[Stored items from a collection]
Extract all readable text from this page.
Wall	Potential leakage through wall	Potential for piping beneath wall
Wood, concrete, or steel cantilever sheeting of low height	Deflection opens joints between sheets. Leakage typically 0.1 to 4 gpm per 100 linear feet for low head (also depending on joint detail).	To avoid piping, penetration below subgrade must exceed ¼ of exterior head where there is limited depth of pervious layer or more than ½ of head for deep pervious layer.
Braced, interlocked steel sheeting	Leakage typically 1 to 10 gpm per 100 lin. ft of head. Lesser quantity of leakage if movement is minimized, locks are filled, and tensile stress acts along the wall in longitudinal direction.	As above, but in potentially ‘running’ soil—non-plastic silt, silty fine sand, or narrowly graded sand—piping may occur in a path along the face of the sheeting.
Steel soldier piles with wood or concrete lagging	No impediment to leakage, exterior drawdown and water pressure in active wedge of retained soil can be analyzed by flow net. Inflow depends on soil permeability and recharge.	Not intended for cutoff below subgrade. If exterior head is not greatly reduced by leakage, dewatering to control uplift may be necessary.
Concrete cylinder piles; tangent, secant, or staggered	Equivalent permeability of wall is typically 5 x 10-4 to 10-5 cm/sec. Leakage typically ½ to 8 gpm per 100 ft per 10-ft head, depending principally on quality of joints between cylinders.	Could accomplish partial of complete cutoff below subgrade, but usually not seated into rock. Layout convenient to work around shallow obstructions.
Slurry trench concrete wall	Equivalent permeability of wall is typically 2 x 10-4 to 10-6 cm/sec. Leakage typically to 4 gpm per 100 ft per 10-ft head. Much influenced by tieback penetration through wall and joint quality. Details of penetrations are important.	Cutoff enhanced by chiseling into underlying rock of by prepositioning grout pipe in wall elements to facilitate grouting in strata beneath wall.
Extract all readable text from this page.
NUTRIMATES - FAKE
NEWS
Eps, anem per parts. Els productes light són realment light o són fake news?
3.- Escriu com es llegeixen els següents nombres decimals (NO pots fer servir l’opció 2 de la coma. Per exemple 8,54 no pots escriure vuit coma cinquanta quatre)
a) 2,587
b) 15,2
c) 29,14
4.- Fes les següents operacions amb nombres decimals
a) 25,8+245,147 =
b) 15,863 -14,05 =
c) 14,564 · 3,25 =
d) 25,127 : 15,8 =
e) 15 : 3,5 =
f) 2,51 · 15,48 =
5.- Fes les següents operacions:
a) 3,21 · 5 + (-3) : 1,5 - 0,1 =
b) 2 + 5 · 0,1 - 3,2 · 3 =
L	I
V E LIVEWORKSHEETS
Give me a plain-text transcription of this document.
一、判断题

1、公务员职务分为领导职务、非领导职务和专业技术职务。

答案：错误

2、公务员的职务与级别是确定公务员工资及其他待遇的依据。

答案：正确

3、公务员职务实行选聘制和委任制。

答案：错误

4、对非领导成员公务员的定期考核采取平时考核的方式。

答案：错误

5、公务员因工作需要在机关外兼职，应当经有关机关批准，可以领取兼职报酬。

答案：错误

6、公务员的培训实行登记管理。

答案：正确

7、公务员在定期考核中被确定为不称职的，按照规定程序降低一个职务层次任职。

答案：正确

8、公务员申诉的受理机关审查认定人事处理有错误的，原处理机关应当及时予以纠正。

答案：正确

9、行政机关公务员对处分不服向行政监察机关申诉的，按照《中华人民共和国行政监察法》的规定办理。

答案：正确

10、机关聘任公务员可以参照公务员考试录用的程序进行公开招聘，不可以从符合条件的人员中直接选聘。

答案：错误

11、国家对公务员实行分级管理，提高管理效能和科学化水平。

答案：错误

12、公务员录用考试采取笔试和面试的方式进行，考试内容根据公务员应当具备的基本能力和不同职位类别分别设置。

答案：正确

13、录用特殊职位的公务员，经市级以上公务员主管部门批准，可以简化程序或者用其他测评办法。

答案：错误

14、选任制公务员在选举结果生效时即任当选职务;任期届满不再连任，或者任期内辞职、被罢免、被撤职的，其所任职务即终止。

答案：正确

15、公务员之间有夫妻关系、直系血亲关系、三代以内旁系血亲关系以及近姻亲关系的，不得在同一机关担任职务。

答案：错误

-- REQUIREMENT --
From the material above, gather all lines that include the string "quality" and copy them.

-- SOLUTION TO THE EXERCISE --
Concrete cylinder piles; tangent, secant, or staggered	Equivalent permeability of wall is typically 5 x 10-4 to 10-5 cm/sec. Leakage typically ½ to 8 gpm per 100 ft per 10-ft head, depending principally on quality of joints between cylinders.	Could accomplish partial of complete cutoff below subgrade, but usually not seated into rock. Layout convenient to work around shallow obstructions.
Slurry trench concrete wall	Equivalent permeability of wall is typically 2 x 10-4 to 10-6 cm/sec. Leakage typically to 4 gpm per 100 ft per 10-ft head. Much influenced by tieback penetration through wall and joint quality. Details of penetrations are important.	Cutoff enhanced by chiseling into underlying rock of by prepositioning grout pipe in wall elements to facilitate grouting in strata beneath wall.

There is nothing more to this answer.